## Problem details
Return verbatim the run of lines that opens with the line holding "Transcribe this image's" and closes with the last line of the records.

## Data in this exercise
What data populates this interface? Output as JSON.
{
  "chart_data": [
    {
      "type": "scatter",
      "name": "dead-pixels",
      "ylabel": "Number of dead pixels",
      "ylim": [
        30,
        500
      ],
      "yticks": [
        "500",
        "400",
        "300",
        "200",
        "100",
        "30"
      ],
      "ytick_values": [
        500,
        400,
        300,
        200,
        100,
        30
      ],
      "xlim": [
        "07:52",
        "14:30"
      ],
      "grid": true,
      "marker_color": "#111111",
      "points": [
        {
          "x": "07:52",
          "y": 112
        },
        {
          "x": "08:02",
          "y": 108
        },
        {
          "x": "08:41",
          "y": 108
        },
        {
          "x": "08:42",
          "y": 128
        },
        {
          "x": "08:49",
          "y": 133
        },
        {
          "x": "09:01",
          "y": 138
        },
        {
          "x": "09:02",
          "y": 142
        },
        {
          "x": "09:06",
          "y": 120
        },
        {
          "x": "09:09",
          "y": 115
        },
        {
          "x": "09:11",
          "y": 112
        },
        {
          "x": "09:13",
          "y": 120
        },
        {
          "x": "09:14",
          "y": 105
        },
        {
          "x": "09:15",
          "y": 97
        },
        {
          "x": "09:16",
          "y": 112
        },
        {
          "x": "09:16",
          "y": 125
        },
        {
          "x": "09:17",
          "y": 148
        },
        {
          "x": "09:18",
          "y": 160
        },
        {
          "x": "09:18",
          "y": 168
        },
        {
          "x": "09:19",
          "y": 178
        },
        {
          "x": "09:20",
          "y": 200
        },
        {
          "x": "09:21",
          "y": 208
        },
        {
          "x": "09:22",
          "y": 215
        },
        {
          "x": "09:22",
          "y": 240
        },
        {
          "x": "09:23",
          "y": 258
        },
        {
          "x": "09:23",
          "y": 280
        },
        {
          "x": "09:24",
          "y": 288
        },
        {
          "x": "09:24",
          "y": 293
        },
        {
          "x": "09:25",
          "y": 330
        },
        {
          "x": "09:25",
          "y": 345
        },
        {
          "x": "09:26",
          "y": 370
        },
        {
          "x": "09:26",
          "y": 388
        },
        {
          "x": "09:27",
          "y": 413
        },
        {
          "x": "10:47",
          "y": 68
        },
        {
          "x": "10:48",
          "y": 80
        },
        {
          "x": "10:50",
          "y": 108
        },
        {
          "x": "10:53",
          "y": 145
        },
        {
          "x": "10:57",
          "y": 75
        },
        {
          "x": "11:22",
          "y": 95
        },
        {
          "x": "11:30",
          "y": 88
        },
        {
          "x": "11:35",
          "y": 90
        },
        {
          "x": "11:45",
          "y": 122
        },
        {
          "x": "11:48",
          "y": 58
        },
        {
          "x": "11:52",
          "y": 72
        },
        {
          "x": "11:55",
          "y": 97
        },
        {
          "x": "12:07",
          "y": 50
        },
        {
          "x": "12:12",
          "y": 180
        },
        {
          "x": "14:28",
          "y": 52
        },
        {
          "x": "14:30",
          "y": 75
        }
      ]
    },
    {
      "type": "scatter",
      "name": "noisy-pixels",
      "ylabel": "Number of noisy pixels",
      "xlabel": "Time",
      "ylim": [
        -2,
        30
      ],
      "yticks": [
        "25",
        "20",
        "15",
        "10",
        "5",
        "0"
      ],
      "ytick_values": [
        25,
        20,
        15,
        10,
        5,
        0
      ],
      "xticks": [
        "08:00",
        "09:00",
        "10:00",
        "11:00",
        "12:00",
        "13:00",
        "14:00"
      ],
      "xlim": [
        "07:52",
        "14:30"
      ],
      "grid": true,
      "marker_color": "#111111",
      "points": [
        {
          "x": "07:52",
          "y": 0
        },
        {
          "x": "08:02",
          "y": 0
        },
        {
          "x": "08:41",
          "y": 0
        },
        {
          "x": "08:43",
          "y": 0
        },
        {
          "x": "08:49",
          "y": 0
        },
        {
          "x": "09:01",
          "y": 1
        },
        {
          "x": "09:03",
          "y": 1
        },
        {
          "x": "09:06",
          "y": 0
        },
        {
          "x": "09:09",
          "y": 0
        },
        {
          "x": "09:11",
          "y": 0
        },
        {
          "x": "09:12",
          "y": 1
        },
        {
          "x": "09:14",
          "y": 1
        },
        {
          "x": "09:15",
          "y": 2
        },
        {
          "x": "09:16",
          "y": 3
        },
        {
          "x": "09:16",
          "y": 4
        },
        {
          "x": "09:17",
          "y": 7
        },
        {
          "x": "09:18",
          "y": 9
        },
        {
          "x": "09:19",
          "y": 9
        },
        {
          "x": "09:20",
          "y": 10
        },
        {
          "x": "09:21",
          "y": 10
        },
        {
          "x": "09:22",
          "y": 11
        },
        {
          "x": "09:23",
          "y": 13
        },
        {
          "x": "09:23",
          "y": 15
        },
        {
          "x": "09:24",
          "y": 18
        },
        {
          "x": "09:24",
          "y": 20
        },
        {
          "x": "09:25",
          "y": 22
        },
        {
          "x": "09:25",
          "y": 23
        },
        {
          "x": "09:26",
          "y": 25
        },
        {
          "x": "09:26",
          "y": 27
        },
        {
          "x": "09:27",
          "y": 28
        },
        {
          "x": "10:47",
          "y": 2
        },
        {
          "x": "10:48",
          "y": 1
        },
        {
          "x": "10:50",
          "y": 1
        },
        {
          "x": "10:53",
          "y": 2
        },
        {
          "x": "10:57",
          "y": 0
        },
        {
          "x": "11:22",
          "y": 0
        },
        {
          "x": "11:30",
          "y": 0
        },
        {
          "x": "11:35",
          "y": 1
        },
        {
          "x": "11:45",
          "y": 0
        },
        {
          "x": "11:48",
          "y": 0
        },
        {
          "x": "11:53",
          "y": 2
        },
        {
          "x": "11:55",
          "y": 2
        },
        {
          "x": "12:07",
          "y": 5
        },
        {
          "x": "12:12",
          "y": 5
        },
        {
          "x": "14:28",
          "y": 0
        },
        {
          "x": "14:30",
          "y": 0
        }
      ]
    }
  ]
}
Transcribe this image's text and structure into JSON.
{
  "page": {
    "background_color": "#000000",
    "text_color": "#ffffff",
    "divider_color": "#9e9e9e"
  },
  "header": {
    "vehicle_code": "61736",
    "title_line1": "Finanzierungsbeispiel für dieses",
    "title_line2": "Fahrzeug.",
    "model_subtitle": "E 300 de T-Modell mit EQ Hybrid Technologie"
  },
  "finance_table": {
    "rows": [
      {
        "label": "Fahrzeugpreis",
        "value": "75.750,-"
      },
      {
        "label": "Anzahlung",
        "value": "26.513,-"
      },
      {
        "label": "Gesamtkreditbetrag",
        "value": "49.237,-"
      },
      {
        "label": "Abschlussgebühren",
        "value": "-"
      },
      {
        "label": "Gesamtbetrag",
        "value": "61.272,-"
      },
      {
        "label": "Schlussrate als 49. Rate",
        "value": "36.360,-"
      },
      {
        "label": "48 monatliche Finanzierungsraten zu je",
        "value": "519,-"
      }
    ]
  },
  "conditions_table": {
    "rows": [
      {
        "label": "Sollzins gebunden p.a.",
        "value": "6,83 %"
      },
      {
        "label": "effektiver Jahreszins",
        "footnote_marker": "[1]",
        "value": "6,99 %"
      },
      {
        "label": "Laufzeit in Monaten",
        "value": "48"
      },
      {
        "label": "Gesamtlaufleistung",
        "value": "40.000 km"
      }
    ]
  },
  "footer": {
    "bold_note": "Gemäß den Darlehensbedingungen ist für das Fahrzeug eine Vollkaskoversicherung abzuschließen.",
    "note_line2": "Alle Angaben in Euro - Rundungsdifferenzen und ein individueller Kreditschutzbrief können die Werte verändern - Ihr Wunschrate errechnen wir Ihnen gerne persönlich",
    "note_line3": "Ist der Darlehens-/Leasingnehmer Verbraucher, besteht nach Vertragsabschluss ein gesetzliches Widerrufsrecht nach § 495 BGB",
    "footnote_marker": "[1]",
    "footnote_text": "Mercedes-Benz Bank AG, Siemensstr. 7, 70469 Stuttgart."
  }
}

## Right answer
Transcribe this image's text and structure into JSON.
{
  "page": {
    "background_color": "#000000",
    "text_color": "#ffffff",
    "divider_color": "#9e9e9e"
  },
  "header": {
    "vehicle_code": "61736",
    "title_line1": "Finanzierungsbeispiel für dieses",
    "title_line2": "Fahrzeug.",
    "model_subtitle": "E 300 de T-Modell mit EQ Hybrid Technologie"
  },
  "finance_table": {
    "rows": [
      {
        "label": "Fahrzeugpreis",
        "value": "75.750,-"
      },
      {
        "label": "Anzahlung",
        "value": "26.513,-"
      },
      {
        "label": "Gesamtkreditbetrag",
        "value": "49.237,-"
      },
      {
        "label": "Abschlussgebühren",
        "value": "-"
      },
      {
        "label": "Gesamtbetrag",
        "value": "61.272,-"
      },
      {
        "label": "Schlussrate als 49. Rate",
        "value": "36.360,-"
      },
      {
        "label": "48 monatliche Finanzierungsraten zu je",
        "value": "519,-"
      }
    ]
  },
  "conditions_table": {
    "rows": [
      {
        "label": "Sollzins gebunden p.a.",
        "value": "6,83 %"
      },
      {
        "label": "effektiver Jahreszins",
        "footnote_marker": "[1]",
        "value": "6,99 %"
      },
      {
        "label": "Laufzeit in Monaten",
        "value": "48"
      },
      {
        "label": "Gesamtlaufleistung",
        "value": "40.000 km"
      }
    ]
  },
  "footer": {
    "bold_note": "Gemäß den Darlehensbedingungen ist für das Fahrzeug eine Vollkaskoversicherung abzuschließen.",
    "note_line2": "Alle Angaben in Euro - Rundungsdifferenzen und ein individueller Kreditschutzbrief können die Werte verändern - Ihr Wunschrate errechnen wir Ihnen gerne persönlich",
    "note_line3": "Ist der Darlehens-/Leasingnehmer Verbraucher, besteht nach Vertragsabschluss ein gesetzliches Widerrufsrecht nach § 495 BGB",
    "footnote_marker": "[1]",
    "footnote_text": "Mercedes-Benz Bank AG, Siemensstr. 7, 70469 Stuttgart."
  }
}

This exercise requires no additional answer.